* START RECORDS *

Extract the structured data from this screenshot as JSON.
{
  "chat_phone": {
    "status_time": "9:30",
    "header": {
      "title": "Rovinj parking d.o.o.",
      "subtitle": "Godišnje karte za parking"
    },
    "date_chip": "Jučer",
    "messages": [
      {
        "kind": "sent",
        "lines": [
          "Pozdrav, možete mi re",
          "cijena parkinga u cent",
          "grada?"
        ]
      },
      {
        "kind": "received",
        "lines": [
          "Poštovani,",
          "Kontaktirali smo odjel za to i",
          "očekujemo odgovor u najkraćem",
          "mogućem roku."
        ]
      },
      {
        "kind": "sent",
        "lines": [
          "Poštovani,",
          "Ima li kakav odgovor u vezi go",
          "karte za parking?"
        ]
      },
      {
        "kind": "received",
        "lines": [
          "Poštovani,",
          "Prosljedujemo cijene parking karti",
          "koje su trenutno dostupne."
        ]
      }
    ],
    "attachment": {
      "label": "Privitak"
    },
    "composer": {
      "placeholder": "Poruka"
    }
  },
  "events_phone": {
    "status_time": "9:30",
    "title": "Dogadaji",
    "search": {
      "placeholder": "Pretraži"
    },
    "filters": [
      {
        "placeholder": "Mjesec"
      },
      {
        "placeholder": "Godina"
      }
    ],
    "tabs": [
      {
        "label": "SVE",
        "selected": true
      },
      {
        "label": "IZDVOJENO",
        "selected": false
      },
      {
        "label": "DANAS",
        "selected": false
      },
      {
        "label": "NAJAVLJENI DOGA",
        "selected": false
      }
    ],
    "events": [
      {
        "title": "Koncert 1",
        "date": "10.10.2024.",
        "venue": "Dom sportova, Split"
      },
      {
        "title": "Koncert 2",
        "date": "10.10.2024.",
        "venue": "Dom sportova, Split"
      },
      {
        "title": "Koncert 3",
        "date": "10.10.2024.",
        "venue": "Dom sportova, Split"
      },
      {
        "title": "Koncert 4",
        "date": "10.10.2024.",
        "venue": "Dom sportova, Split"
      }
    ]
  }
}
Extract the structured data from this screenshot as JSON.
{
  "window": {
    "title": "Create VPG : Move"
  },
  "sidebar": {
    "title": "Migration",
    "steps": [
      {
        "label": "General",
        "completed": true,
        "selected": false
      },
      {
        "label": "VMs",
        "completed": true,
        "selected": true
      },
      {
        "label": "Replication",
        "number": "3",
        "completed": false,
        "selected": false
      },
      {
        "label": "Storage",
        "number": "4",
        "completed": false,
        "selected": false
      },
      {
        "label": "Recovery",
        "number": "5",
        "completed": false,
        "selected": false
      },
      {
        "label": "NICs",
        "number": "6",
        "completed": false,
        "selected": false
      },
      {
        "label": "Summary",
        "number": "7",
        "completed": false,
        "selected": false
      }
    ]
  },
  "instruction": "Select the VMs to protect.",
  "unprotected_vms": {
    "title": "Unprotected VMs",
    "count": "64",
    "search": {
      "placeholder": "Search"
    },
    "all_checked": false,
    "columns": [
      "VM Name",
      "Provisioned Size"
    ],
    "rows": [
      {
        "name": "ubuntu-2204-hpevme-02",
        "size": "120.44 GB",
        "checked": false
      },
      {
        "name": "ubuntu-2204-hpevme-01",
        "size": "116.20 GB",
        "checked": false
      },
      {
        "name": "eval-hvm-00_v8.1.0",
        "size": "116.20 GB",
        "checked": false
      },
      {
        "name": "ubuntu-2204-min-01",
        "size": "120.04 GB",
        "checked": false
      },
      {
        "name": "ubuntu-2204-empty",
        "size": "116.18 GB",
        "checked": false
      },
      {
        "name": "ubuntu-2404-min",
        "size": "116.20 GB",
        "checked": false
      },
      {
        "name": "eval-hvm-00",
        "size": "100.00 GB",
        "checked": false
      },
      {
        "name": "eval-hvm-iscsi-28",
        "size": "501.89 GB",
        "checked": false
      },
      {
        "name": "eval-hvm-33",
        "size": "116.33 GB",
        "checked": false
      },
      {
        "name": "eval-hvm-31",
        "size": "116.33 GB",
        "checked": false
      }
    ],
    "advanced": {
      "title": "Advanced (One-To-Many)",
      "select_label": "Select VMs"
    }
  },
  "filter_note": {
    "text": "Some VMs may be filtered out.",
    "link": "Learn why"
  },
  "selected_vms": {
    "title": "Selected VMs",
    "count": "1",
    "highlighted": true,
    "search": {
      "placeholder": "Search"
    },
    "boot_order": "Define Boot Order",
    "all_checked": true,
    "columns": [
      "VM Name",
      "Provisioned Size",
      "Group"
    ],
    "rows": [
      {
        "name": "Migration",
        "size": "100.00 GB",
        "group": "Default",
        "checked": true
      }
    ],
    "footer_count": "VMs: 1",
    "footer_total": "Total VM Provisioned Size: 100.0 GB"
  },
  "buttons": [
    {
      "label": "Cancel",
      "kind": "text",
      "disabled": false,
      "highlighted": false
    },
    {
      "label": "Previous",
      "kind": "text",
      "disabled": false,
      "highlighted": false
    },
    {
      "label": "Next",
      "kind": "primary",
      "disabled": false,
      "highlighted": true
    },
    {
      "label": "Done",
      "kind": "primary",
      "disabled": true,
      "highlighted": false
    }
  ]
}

* END RECORDS *

> WHAT IS BEING ASKED
Transcribe the entire listing above precisely.

> SOLUTION FOR THIS PROBLEM
Extract the structured data from this screenshot as JSON.
{
  "chat_phone": {
    "status_time": "9:30",
    "header": {
      "title": "Rovinj parking d.o.o.",
      "subtitle": "Godišnje karte za parking"
    },
    "date_chip": "Jučer",
    "messages": [
      {
        "kind": "sent",
        "lines": [
          "Pozdrav, možete mi re",
          "cijena parkinga u cent",
          "grada?"
        ]
      },
      {
        "kind": "received",
        "lines": [
          "Poštovani,",
          "Kontaktirali smo odjel za to i",
          "očekujemo odgovor u najkraćem",
          "mogućem roku."
        ]
      },
      {
        "kind": "sent",
        "lines": [
          "Poštovani,",
          "Ima li kakav odgovor u vezi go",
          "karte za parking?"
        ]
      },
      {
        "kind": "received",
        "lines": [
          "Poštovani,",
          "Prosljedujemo cijene parking karti",
          "koje su trenutno dostupne."
        ]
      }
    ],
    "attachment": {
      "label": "Privitak"
    },
    "composer": {
      "placeholder": "Poruka"
    }
  },
  "events_phone": {
    "status_time": "9:30",
    "title": "Dogadaji",
    "search": {
      "placeholder": "Pretraži"
    },
    "filters": [
      {
        "placeholder": "Mjesec"
      },
      {
        "placeholder": "Godina"
      }
    ],
    "tabs": [
      {
        "label": "SVE",
        "selected": true
      },
      {
        "label": "IZDVOJENO",
        "selected": false
      },
      {
        "label": "DANAS",
        "selected": false
      },
      {
        "label": "NAJAVLJENI DOGA",
        "selected": false
      }
    ],
    "events": [
      {
        "title": "Koncert 1",
        "date": "10.10.2024.",
        "venue": "Dom sportova, Split"
      },
      {
        "title": "Koncert 2",
        "date": "10.10.2024.",
        "venue": "Dom sportova, Split"
      },
      {
        "title": "Koncert 3",
        "date": "10.10.2024.",
        "venue": "Dom sportova, Split"
      },
      {
        "title": "Koncert 4",
        "date": "10.10.2024.",
        "venue": "Dom sportova, Split"
      }
    ]
  }
}
Extract the structured data from this screenshot as JSON.
{
  "window": {
    "title": "Create VPG : Move"
  },
  "sidebar": {
    "title": "Migration",
    "steps": [
      {
        "label": "General",
        "completed": true,
        "selected": false
      },
      {
        "label": "VMs",
        "completed": true,
        "selected": true
      },
      {
        "label": "Replication",
        "number": "3",
        "completed": false,
        "selected": false
      },
      {
        "label": "Storage",
        "number": "4",
        "completed": false,
        "selected": false
      },
      {
        "label": "Recovery",
        "number": "5",
        "completed": false,
        "selected": false
      },
      {
        "label": "NICs",
        "number": "6",
        "completed": false,
        "selected": false
      },
      {
        "label": "Summary",
        "number": "7",
        "completed": false,
        "selected": false
      }
    ]
  },
  "instruction": "Select the VMs to protect.",
  "unprotected_vms": {
    "title": "Unprotected VMs",
    "count": "64",
    "search": {
      "placeholder": "Search"
    },
    "all_checked": false,
    "columns": [
      "VM Name",
      "Provisioned Size"
    ],
    "rows": [
      {
        "name": "ubuntu-2204-hpevme-02",
        "size": "120.44 GB",
        "checked": false
      },
      {
        "name": "ubuntu-2204-hpevme-01",
        "size": "116.20 GB",
        "checked": false
      },
      {
        "name": "eval-hvm-00_v8.1.0",
        "size": "116.20 GB",
        "checked": false
      },
      {
        "name": "ubuntu-2204-min-01",
        "size": "120.04 GB",
        "checked": false
      },
      {
        "name": "ubuntu-2204-empty",
        "size": "116.18 GB",
        "checked": false
      },
      {
        "name": "ubuntu-2404-min",
        "size": "116.20 GB",
        "checked": false
      },
      {
        "name": "eval-hvm-00",
        "size": "100.00 GB",
        "checked": false
      },
      {
        "name": "eval-hvm-iscsi-28",
        "size": "501.89 GB",
        "checked": false
      },
      {
        "name": "eval-hvm-33",
        "size": "116.33 GB",
        "checked": false
      },
      {
        "name": "eval-hvm-31",
        "size": "116.33 GB",
        "checked": false
      }
    ],
    "advanced": {
      "title": "Advanced (One-To-Many)",
      "select_label": "Select VMs"
    }
  },
  "filter_note": {
    "text": "Some VMs may be filtered out.",
    "link": "Learn why"
  },
  "selected_vms": {
    "title": "Selected VMs",
    "count": "1",
    "highlighted": true,
    "search": {
      "placeholder": "Search"
    },
    "boot_order": "Define Boot Order",
    "all_checked": true,
    "columns": [
      "VM Name",
      "Provisioned Size",
      "Group"
    ],
    "rows": [
      {
        "name": "Migration",
        "size": "100.00 GB",
        "group": "Default",
        "checked": true
      }
    ],
    "footer_count": "VMs: 1",
    "footer_total": "Total VM Provisioned Size: 100.0 GB"
  },
  "buttons": [
    {
      "label": "Cancel",
      "kind": "text",
      "disabled": false,
      "highlighted": false
    },
    {
      "label": "Previous",
      "kind": "text",
      "disabled": false,
      "highlighted": false
    },
    {
      "label": "Next",
      "kind": "primary",
      "disabled": false,
      "highlighted": true
    },
    {
      "label": "Done",
      "kind": "primary",
      "disabled": true,
      "highlighted": false
    }
  ]
}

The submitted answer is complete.